* Written request *
Select the lines of the records containing the word "this" and list them.

* Entries supplied *
- - - - -

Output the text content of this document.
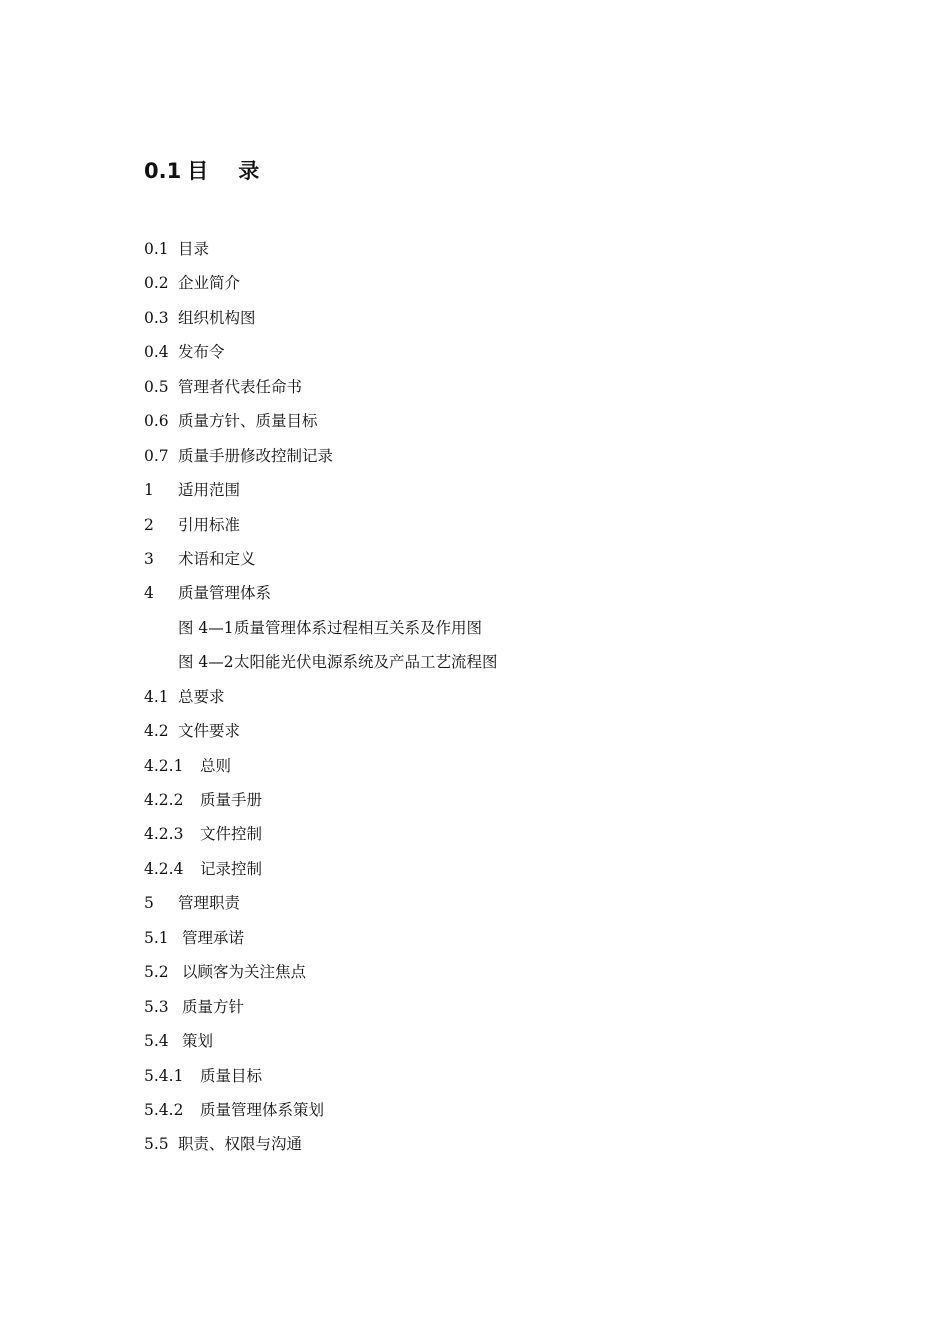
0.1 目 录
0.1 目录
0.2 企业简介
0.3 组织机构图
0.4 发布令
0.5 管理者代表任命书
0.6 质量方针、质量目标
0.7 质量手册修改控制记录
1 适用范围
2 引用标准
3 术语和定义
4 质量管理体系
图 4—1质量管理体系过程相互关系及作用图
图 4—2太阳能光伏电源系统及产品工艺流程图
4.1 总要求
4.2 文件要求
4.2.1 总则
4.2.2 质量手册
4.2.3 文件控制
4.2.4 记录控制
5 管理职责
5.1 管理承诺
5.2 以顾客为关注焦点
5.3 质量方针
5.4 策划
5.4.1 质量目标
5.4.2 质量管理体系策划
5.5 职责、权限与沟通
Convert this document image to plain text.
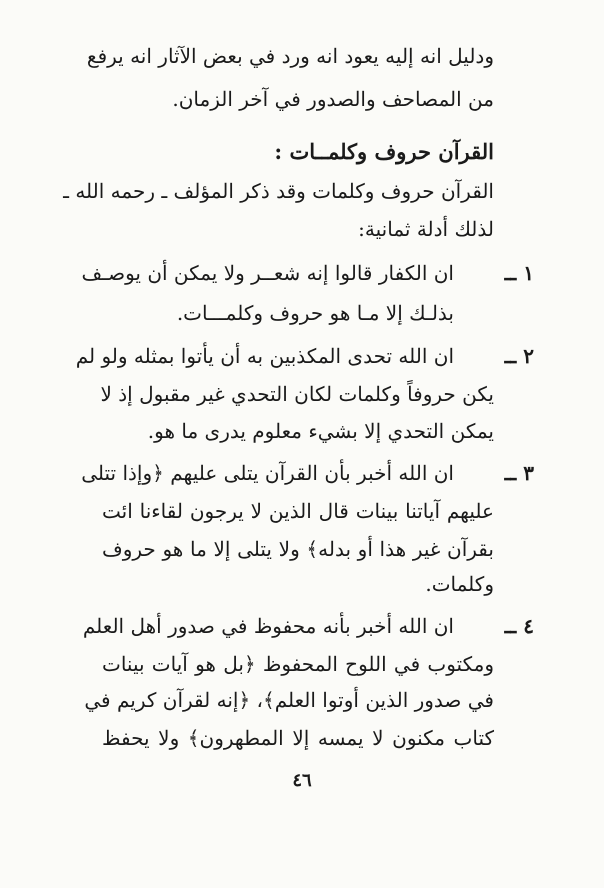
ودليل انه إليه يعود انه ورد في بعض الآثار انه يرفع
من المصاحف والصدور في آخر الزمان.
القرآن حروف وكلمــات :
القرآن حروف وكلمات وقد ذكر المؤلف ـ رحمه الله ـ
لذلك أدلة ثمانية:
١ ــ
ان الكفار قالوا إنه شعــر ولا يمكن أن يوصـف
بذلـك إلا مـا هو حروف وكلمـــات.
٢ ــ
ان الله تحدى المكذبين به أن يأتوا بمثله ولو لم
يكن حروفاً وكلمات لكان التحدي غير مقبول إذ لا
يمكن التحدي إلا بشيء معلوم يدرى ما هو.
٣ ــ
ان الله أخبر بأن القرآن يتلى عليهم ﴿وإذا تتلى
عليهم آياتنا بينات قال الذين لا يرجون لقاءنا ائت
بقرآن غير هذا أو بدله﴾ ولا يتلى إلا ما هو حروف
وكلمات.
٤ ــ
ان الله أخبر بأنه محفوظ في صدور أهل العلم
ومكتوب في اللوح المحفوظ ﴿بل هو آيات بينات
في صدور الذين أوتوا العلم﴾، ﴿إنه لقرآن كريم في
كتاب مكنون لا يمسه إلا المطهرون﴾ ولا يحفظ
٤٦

- - - - -

* Answer to the task *
Output the text content of this document.
Convert this document image to plain text.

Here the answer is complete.